STUDY MATERIAL —

========================================

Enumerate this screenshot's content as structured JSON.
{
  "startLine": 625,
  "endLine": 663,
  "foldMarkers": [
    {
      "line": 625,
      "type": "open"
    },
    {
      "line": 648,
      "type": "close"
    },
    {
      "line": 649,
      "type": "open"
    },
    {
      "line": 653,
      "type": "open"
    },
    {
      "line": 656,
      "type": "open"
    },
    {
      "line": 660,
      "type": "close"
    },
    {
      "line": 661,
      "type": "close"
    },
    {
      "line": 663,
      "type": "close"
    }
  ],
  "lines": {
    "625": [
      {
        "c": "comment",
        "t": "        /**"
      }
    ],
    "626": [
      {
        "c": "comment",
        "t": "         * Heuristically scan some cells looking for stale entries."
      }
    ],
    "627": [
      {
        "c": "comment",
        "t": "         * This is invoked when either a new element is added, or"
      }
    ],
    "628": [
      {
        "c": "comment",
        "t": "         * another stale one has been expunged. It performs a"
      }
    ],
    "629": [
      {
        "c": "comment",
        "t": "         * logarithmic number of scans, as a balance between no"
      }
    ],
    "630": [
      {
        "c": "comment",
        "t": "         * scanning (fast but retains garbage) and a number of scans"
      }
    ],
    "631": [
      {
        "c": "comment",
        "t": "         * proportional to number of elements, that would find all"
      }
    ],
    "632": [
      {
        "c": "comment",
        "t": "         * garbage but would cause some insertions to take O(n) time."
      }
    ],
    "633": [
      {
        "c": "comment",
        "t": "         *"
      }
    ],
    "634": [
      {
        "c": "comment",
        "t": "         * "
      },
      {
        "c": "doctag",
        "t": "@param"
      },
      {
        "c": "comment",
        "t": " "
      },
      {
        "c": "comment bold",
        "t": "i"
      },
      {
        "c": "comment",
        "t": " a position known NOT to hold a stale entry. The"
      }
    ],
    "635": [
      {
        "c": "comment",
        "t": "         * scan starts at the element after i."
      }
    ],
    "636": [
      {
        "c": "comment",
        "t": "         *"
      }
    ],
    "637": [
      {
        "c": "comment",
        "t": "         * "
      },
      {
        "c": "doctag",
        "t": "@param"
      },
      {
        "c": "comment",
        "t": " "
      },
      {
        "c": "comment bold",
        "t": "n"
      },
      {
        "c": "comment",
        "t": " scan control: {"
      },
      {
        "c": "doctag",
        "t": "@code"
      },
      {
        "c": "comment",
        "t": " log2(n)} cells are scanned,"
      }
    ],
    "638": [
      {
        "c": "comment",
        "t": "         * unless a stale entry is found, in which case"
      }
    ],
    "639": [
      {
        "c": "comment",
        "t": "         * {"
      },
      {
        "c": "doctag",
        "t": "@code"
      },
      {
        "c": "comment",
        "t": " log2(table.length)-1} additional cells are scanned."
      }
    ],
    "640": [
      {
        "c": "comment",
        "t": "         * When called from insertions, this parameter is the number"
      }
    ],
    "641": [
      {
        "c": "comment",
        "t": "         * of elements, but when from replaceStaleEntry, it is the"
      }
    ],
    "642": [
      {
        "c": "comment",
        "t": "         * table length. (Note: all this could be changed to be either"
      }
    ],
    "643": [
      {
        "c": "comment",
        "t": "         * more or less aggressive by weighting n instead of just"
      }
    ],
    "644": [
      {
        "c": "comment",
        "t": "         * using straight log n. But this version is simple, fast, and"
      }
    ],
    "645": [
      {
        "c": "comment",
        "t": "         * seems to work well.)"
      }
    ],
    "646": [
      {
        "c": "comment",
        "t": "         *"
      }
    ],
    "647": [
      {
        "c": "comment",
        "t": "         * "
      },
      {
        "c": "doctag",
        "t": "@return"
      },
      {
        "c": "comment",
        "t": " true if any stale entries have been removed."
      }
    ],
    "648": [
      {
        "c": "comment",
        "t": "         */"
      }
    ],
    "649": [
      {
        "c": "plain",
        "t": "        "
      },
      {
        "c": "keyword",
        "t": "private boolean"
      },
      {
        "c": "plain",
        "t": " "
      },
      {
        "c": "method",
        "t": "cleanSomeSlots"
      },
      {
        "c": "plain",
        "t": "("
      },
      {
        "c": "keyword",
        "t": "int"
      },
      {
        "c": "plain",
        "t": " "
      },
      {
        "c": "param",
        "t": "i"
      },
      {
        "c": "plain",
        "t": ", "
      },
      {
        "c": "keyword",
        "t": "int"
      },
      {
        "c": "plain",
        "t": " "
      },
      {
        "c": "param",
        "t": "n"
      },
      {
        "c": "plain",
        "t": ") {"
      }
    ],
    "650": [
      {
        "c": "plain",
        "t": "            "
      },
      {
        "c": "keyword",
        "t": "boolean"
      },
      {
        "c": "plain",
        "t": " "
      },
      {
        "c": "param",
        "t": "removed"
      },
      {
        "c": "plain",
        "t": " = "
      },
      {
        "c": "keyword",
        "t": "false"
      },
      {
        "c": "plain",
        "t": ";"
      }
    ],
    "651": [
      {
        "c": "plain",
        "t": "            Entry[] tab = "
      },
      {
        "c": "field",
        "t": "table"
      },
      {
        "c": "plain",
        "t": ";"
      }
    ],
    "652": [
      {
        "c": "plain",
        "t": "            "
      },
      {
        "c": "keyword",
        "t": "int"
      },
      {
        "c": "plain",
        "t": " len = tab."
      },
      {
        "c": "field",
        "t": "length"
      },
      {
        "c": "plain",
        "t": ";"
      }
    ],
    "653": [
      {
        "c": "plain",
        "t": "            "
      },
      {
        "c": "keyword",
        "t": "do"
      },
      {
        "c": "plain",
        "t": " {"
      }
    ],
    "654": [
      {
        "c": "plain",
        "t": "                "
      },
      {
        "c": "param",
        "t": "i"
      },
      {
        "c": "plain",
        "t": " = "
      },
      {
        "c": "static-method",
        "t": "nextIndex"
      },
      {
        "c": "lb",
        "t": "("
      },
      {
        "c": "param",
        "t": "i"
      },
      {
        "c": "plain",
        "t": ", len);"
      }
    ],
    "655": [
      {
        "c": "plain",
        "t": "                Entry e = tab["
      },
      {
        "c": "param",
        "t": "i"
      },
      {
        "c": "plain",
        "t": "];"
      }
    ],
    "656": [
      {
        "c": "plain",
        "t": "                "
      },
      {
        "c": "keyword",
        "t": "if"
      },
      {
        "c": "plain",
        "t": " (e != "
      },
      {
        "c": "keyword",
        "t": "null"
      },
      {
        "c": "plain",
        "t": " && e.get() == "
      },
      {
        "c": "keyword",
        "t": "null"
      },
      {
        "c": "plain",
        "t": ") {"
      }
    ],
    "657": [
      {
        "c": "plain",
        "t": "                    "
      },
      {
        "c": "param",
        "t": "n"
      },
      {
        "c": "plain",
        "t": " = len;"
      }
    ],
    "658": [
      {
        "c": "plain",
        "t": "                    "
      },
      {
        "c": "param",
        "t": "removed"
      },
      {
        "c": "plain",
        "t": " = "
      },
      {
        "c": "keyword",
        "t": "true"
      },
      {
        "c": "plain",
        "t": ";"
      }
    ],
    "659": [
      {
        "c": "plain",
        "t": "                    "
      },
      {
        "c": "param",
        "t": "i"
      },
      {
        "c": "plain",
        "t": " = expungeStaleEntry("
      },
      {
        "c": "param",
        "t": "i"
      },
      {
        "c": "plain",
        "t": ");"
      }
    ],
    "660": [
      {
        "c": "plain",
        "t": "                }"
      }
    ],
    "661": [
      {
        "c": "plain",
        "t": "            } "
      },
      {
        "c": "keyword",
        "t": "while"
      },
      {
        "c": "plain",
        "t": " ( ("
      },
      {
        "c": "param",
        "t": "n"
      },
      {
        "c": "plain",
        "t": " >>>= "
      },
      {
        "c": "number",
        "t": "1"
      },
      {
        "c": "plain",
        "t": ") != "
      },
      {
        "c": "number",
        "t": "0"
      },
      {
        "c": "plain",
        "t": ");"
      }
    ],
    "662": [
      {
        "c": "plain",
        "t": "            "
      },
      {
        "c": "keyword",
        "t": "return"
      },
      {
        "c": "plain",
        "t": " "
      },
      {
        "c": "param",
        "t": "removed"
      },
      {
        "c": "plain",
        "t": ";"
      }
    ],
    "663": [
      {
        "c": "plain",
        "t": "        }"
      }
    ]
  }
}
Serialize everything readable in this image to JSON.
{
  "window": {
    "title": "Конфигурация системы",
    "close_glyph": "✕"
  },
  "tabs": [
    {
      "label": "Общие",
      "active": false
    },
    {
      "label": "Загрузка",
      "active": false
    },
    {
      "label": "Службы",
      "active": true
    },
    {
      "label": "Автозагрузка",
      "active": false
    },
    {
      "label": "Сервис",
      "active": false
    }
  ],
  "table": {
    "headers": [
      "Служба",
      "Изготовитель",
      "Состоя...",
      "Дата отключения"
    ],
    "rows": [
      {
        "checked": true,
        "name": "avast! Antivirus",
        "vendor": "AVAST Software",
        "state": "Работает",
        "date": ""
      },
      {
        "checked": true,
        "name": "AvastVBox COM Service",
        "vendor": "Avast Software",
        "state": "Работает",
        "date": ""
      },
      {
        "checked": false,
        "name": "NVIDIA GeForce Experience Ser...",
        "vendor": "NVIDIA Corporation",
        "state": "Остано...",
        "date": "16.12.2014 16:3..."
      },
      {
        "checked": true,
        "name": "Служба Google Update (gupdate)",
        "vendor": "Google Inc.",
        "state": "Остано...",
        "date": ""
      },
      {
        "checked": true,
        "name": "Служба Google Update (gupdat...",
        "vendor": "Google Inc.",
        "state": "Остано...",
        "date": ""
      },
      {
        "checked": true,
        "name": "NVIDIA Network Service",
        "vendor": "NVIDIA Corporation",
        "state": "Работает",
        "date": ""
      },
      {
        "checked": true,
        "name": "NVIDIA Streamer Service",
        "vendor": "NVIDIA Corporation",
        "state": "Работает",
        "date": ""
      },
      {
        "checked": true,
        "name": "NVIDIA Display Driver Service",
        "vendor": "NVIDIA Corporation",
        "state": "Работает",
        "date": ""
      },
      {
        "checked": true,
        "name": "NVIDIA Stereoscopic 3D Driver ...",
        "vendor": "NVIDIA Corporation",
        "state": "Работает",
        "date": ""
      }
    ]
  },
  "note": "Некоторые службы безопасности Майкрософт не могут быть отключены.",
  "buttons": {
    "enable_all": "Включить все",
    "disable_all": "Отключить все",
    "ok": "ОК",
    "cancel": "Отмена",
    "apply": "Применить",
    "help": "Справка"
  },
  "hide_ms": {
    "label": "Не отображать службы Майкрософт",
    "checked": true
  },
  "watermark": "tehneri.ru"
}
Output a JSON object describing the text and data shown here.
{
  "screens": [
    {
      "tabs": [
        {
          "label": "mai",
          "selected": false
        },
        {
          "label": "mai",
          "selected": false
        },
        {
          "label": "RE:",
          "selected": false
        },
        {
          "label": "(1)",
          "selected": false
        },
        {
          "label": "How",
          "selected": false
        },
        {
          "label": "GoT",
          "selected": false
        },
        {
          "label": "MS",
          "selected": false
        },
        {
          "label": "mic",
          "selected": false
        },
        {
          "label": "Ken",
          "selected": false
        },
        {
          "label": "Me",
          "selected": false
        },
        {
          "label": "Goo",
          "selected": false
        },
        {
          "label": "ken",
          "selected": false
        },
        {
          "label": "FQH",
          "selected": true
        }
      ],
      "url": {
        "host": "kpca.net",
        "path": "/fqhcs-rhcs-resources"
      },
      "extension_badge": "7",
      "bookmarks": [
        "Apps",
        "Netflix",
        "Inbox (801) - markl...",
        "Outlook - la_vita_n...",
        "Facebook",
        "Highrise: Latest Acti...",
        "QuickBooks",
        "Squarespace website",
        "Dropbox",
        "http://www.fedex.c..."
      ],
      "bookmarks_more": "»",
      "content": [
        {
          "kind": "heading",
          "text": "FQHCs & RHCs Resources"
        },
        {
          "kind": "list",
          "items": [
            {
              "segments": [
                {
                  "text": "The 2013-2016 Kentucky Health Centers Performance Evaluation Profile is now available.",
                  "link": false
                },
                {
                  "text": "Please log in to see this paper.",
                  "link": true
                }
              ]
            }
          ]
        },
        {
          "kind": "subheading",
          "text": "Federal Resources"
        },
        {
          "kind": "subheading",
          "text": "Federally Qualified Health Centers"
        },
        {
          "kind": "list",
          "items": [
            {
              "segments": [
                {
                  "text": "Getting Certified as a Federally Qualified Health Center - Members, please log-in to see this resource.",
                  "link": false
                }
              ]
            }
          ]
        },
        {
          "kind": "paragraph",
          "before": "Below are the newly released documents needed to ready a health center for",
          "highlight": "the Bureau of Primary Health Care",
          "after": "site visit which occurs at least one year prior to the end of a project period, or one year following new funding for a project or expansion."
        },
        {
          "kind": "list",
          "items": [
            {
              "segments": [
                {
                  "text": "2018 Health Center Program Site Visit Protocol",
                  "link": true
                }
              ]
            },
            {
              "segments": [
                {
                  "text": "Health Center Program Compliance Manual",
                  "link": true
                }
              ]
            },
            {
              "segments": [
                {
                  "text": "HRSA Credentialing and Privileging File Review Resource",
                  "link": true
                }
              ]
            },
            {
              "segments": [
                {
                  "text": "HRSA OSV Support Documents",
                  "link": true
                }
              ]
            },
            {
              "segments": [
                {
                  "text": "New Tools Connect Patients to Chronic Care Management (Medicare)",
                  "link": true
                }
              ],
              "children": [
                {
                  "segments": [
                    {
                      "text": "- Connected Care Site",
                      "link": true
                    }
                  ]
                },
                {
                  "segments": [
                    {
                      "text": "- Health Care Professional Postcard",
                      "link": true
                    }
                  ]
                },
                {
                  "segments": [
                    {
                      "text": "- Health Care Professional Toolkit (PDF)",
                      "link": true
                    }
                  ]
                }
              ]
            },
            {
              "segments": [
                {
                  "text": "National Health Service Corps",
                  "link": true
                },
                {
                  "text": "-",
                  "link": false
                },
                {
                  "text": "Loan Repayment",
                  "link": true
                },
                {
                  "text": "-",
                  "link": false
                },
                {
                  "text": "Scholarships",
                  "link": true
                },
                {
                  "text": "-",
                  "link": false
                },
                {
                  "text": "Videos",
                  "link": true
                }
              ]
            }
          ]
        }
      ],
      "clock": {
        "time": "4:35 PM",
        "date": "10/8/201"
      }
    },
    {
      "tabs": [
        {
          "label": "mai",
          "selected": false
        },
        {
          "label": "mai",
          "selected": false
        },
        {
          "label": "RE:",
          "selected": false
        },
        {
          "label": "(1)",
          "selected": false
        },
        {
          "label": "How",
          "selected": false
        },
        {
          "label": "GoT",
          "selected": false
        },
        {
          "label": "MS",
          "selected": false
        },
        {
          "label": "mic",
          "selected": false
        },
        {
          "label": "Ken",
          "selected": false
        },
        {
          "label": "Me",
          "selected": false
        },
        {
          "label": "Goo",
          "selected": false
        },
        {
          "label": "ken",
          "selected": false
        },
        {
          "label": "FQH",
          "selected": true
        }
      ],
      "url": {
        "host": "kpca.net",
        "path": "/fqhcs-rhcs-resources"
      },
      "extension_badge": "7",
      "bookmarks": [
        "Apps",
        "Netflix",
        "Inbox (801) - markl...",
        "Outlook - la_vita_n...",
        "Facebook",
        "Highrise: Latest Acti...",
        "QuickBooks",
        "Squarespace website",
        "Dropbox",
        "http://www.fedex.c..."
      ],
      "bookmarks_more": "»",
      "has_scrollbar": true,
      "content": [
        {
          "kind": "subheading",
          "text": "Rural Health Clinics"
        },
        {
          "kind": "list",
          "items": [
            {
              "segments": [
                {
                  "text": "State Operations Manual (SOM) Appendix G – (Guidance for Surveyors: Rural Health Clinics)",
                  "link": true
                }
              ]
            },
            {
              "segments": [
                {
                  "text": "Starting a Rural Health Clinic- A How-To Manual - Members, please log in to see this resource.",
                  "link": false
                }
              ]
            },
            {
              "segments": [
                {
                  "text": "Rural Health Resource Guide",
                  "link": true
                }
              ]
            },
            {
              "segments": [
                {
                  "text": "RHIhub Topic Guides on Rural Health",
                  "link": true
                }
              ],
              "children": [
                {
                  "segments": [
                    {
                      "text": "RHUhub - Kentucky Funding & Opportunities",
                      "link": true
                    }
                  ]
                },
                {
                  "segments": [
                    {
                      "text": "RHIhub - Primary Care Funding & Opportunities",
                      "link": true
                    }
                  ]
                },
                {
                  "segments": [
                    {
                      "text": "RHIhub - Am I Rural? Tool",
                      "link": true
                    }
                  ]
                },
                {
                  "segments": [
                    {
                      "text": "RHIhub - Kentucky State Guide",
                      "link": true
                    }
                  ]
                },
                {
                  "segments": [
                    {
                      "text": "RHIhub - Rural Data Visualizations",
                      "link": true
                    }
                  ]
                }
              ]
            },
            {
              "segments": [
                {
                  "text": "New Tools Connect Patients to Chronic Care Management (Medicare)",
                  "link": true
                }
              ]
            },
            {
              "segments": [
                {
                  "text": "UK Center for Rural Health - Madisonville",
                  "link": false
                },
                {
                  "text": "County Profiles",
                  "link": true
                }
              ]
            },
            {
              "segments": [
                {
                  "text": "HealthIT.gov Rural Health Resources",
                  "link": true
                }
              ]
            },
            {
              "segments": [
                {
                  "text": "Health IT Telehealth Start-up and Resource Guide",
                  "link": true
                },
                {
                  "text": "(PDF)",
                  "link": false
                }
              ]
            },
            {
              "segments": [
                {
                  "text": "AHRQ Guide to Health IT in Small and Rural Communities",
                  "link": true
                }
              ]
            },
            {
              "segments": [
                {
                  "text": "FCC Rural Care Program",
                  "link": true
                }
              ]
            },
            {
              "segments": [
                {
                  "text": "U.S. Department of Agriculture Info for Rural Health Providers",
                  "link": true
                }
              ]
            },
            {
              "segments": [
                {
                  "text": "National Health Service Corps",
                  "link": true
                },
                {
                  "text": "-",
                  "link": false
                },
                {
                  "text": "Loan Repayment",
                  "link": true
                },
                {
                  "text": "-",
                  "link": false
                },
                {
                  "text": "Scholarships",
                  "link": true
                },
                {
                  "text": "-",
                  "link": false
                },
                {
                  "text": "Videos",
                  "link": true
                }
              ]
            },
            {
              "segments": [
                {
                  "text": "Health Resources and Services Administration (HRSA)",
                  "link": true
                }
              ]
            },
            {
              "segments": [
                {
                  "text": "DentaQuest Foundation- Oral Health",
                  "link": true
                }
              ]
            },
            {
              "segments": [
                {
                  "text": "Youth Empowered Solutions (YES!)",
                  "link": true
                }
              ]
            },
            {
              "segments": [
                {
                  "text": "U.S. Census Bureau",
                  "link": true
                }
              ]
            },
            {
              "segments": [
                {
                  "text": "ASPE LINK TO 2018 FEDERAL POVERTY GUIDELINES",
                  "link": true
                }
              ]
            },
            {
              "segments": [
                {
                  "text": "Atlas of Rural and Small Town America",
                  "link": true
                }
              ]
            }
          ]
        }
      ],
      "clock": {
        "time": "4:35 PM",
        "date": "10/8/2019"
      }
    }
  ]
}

========================================

Look through the material above and pick out each line holding the word "Qualified".

          "text": "Federally Qualified Health Centers"
                  "text": "Getting Certified as a Federally Qualified Health Center - Members, please log-in to see this resource.",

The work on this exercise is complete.